[Start Excerpted records]

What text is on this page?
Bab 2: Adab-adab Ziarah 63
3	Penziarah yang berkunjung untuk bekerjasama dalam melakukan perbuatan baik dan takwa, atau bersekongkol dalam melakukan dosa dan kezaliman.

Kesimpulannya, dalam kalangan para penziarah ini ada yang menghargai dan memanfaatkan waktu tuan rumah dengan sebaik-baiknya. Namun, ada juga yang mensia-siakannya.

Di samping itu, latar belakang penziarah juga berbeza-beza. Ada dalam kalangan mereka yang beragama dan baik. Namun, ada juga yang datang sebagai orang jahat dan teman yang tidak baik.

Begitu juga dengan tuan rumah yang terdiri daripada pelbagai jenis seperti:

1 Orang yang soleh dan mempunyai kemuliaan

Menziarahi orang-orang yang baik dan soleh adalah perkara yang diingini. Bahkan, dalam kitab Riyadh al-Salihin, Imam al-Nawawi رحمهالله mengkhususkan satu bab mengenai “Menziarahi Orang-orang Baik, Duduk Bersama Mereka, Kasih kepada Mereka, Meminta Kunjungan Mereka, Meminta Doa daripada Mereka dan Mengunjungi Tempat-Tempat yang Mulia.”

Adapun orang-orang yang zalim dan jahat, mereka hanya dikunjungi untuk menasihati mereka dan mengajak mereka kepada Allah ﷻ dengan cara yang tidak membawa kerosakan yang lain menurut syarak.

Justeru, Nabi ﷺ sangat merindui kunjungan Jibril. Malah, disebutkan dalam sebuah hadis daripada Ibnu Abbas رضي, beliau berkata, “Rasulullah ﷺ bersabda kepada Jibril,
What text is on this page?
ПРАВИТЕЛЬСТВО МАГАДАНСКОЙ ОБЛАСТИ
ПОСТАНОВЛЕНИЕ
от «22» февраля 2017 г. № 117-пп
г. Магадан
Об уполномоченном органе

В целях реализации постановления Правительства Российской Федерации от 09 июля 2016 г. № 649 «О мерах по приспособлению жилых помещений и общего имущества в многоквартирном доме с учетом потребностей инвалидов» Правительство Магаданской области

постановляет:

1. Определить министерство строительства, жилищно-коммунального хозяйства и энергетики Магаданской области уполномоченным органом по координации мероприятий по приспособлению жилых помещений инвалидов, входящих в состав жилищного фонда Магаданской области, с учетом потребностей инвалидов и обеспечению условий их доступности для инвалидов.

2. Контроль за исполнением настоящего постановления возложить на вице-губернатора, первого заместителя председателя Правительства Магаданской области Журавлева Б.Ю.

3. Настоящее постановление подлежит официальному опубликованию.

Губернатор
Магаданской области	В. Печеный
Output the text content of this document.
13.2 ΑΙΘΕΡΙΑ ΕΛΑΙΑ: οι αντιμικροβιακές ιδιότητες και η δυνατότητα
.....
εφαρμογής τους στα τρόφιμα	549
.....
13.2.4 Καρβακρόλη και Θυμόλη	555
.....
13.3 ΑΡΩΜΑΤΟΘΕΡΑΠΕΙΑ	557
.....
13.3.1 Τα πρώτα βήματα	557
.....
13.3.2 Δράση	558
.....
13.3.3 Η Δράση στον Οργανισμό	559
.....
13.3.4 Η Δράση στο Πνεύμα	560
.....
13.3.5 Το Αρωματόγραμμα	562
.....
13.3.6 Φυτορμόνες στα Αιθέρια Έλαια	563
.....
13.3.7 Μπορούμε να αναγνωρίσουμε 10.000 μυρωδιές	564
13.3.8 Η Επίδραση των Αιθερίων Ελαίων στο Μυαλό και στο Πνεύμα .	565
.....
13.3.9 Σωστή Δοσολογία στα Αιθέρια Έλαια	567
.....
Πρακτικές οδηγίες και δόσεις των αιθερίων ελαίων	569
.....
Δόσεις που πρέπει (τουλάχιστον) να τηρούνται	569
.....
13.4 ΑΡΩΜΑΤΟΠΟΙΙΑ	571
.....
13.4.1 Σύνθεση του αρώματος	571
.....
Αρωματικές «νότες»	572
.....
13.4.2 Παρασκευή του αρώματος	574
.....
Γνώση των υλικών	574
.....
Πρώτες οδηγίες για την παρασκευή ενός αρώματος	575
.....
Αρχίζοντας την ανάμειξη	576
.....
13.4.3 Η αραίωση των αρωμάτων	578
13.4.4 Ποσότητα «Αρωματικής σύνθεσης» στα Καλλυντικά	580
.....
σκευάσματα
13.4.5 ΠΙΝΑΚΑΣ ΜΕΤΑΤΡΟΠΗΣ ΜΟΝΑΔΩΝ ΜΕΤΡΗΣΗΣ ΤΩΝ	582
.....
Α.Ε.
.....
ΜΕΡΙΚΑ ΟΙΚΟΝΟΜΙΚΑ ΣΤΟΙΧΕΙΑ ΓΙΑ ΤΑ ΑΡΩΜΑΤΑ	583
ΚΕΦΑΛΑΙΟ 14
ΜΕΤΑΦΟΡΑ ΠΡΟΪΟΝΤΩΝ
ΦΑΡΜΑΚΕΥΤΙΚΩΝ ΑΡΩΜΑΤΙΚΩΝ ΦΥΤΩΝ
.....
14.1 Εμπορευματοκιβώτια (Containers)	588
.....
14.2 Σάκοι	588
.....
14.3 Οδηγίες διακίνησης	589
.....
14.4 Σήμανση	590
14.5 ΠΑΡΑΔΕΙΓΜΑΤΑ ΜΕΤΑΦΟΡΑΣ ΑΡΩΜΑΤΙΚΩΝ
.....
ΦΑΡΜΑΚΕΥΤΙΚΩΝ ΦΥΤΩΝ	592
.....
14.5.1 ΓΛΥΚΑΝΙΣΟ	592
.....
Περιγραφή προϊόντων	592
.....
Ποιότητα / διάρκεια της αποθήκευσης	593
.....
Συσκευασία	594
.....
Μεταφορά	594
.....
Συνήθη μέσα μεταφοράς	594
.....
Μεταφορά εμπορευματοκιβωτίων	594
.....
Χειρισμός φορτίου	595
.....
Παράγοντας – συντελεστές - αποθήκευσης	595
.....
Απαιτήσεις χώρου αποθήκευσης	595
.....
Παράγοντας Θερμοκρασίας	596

[End Excerpted records]

Exactly as they are written, print the entries again.

What text is on this page?
Bab 2: Adab-adab Ziarah 63
3	Penziarah yang berkunjung untuk bekerjasama dalam melakukan perbuatan baik dan takwa, atau bersekongkol dalam melakukan dosa dan kezaliman.

Kesimpulannya, dalam kalangan para penziarah ini ada yang menghargai dan memanfaatkan waktu tuan rumah dengan sebaik-baiknya. Namun, ada juga yang mensia-siakannya.

Di samping itu, latar belakang penziarah juga berbeza-beza. Ada dalam kalangan mereka yang beragama dan baik. Namun, ada juga yang datang sebagai orang jahat dan teman yang tidak baik.

Begitu juga dengan tuan rumah yang terdiri daripada pelbagai jenis seperti:

1 Orang yang soleh dan mempunyai kemuliaan

Menziarahi orang-orang yang baik dan soleh adalah perkara yang diingini. Bahkan, dalam kitab Riyadh al-Salihin, Imam al-Nawawi رحمهالله mengkhususkan satu bab mengenai “Menziarahi Orang-orang Baik, Duduk Bersama Mereka, Kasih kepada Mereka, Meminta Kunjungan Mereka, Meminta Doa daripada Mereka dan Mengunjungi Tempat-Tempat yang Mulia.”

Adapun orang-orang yang zalim dan jahat, mereka hanya dikunjungi untuk menasihati mereka dan mengajak mereka kepada Allah ﷻ dengan cara yang tidak membawa kerosakan yang lain menurut syarak.

Justeru, Nabi ﷺ sangat merindui kunjungan Jibril. Malah, disebutkan dalam sebuah hadis daripada Ibnu Abbas رضي, beliau berkata, “Rasulullah ﷺ bersabda kepada Jibril,
What text is on this page?
ПРАВИТЕЛЬСТВО МАГАДАНСКОЙ ОБЛАСТИ
ПОСТАНОВЛЕНИЕ
от «22» февраля 2017 г. № 117-пп
г. Магадан
Об уполномоченном органе

В целях реализации постановления Правительства Российской Федерации от 09 июля 2016 г. № 649 «О мерах по приспособлению жилых помещений и общего имущества в многоквартирном доме с учетом потребностей инвалидов» Правительство Магаданской области

постановляет:

1. Определить министерство строительства, жилищно-коммунального хозяйства и энергетики Магаданской области уполномоченным органом по координации мероприятий по приспособлению жилых помещений инвалидов, входящих в состав жилищного фонда Магаданской области, с учетом потребностей инвалидов и обеспечению условий их доступности для инвалидов.

2. Контроль за исполнением настоящего постановления возложить на вице-губернатора, первого заместителя председателя Правительства Магаданской области Журавлева Б.Ю.

3. Настоящее постановление подлежит официальному опубликованию.

Губернатор
Магаданской области	В. Печеный
Output the text content of this document.
13.2 ΑΙΘΕΡΙΑ ΕΛΑΙΑ: οι αντιμικροβιακές ιδιότητες και η δυνατότητα
.....
εφαρμογής τους στα τρόφιμα	549
.....
13.2.4 Καρβακρόλη και Θυμόλη	555
.....
13.3 ΑΡΩΜΑΤΟΘΕΡΑΠΕΙΑ	557
.....
13.3.1 Τα πρώτα βήματα	557
.....
13.3.2 Δράση	558
.....
13.3.3 Η Δράση στον Οργανισμό	559
.....
13.3.4 Η Δράση στο Πνεύμα	560
.....
13.3.5 Το Αρωματόγραμμα	562
.....
13.3.6 Φυτορμόνες στα Αιθέρια Έλαια	563
.....
13.3.7 Μπορούμε να αναγνωρίσουμε 10.000 μυρωδιές	564
13.3.8 Η Επίδραση των Αιθερίων Ελαίων στο Μυαλό και στο Πνεύμα .	565
.....
13.3.9 Σωστή Δοσολογία στα Αιθέρια Έλαια	567
.....
Πρακτικές οδηγίες και δόσεις των αιθερίων ελαίων	569
.....
Δόσεις που πρέπει (τουλάχιστον) να τηρούνται	569
.....
13.4 ΑΡΩΜΑΤΟΠΟΙΙΑ	571
.....
13.4.1 Σύνθεση του αρώματος	571
.....
Αρωματικές «νότες»	572
.....
13.4.2 Παρασκευή του αρώματος	574
.....
Γνώση των υλικών	574
.....
Πρώτες οδηγίες για την παρασκευή ενός αρώματος	575
.....
Αρχίζοντας την ανάμειξη	576
.....
13.4.3 Η αραίωση των αρωμάτων	578
13.4.4 Ποσότητα «Αρωματικής σύνθεσης» στα Καλλυντικά	580
.....
σκευάσματα
13.4.5 ΠΙΝΑΚΑΣ ΜΕΤΑΤΡΟΠΗΣ ΜΟΝΑΔΩΝ ΜΕΤΡΗΣΗΣ ΤΩΝ	582
.....
Α.Ε.
.....
ΜΕΡΙΚΑ ΟΙΚΟΝΟΜΙΚΑ ΣΤΟΙΧΕΙΑ ΓΙΑ ΤΑ ΑΡΩΜΑΤΑ	583
ΚΕΦΑΛΑΙΟ 14
ΜΕΤΑΦΟΡΑ ΠΡΟΪΟΝΤΩΝ
ΦΑΡΜΑΚΕΥΤΙΚΩΝ ΑΡΩΜΑΤΙΚΩΝ ΦΥΤΩΝ
.....
14.1 Εμπορευματοκιβώτια (Containers)	588
.....
14.2 Σάκοι	588
.....
14.3 Οδηγίες διακίνησης	589
.....
14.4 Σήμανση	590
14.5 ΠΑΡΑΔΕΙΓΜΑΤΑ ΜΕΤΑΦΟΡΑΣ ΑΡΩΜΑΤΙΚΩΝ
.....
ΦΑΡΜΑΚΕΥΤΙΚΩΝ ΦΥΤΩΝ	592
.....
14.5.1 ΓΛΥΚΑΝΙΣΟ	592
.....
Περιγραφή προϊόντων	592
.....
Ποιότητα / διάρκεια της αποθήκευσης	593
.....
Συσκευασία	594
.....
Μεταφορά	594
.....
Συνήθη μέσα μεταφοράς	594
.....
Μεταφορά εμπορευματοκιβωτίων	594
.....
Χειρισμός φορτίου	595
.....
Παράγοντας – συντελεστές - αποθήκευσης	595
.....
Απαιτήσεις χώρου αποθήκευσης	595
.....
Παράγοντας Θερμοκρασίας	596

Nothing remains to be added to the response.